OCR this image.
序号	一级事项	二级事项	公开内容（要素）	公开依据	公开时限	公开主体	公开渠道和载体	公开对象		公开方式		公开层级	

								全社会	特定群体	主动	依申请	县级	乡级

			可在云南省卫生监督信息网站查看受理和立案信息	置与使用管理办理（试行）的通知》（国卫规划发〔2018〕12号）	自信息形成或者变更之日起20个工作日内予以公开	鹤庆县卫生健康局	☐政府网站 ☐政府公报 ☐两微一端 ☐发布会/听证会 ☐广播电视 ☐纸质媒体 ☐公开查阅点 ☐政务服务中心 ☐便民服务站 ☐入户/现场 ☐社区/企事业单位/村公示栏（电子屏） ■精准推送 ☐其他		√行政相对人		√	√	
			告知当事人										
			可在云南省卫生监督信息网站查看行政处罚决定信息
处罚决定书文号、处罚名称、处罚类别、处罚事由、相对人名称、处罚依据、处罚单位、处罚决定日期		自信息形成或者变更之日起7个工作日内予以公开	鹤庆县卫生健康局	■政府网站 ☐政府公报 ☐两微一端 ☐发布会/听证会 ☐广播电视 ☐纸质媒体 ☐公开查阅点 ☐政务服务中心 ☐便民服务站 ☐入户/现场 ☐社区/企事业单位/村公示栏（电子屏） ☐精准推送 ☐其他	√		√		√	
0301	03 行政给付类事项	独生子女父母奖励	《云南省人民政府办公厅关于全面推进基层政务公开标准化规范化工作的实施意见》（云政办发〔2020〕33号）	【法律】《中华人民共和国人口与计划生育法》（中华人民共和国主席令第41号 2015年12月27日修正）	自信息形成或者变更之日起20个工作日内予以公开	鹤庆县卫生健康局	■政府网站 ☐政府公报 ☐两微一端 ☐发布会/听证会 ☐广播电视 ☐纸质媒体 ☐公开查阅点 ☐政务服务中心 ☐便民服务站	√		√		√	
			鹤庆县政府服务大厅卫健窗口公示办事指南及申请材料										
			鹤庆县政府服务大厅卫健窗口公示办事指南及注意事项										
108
...
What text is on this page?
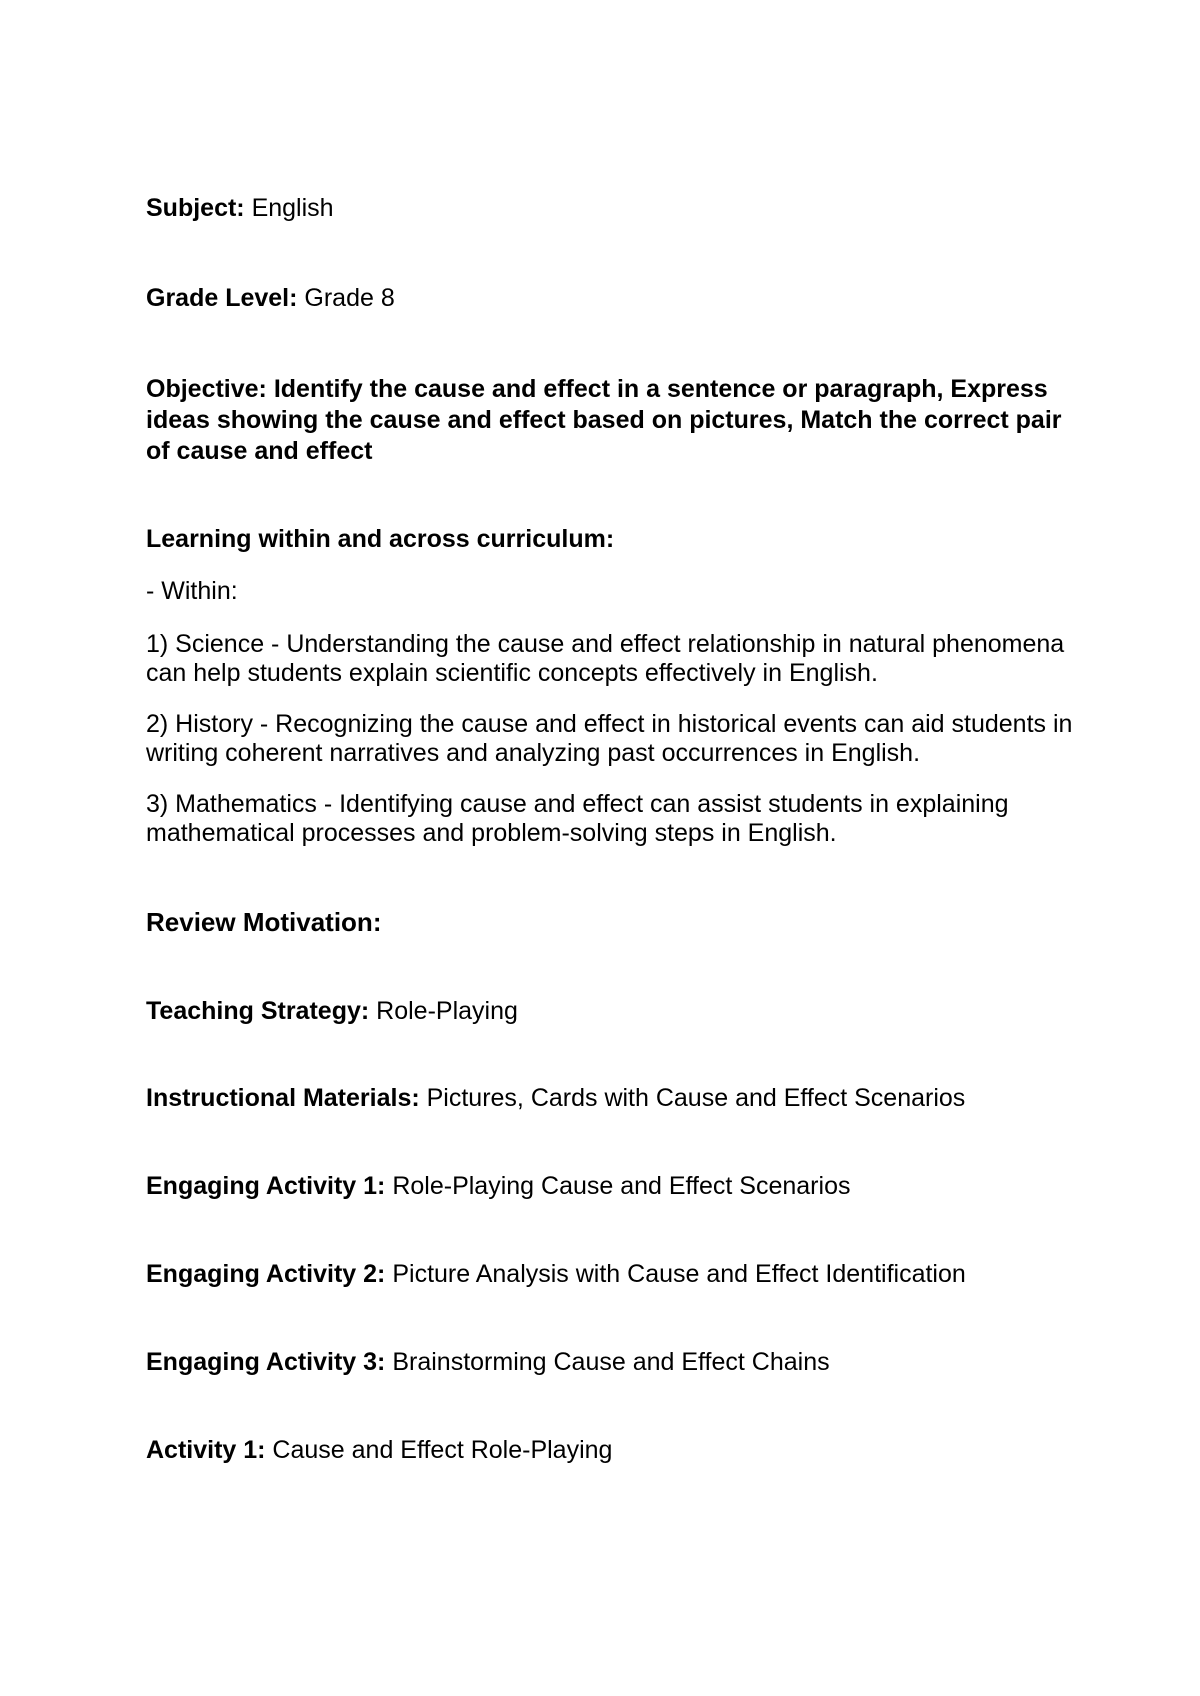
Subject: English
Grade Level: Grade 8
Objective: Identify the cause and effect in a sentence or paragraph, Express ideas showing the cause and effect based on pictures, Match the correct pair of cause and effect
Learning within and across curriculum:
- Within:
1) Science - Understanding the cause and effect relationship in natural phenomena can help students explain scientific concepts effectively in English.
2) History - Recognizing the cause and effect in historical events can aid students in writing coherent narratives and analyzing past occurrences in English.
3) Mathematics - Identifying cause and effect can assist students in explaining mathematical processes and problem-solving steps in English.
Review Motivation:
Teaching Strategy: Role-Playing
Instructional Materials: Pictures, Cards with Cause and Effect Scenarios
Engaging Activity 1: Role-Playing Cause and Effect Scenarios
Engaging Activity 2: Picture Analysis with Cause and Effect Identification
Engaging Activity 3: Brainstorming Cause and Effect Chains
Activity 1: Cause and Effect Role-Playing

The request: Check each line above for the word "Activity" and give the number of lines that have it, nothing else.

The reply: 4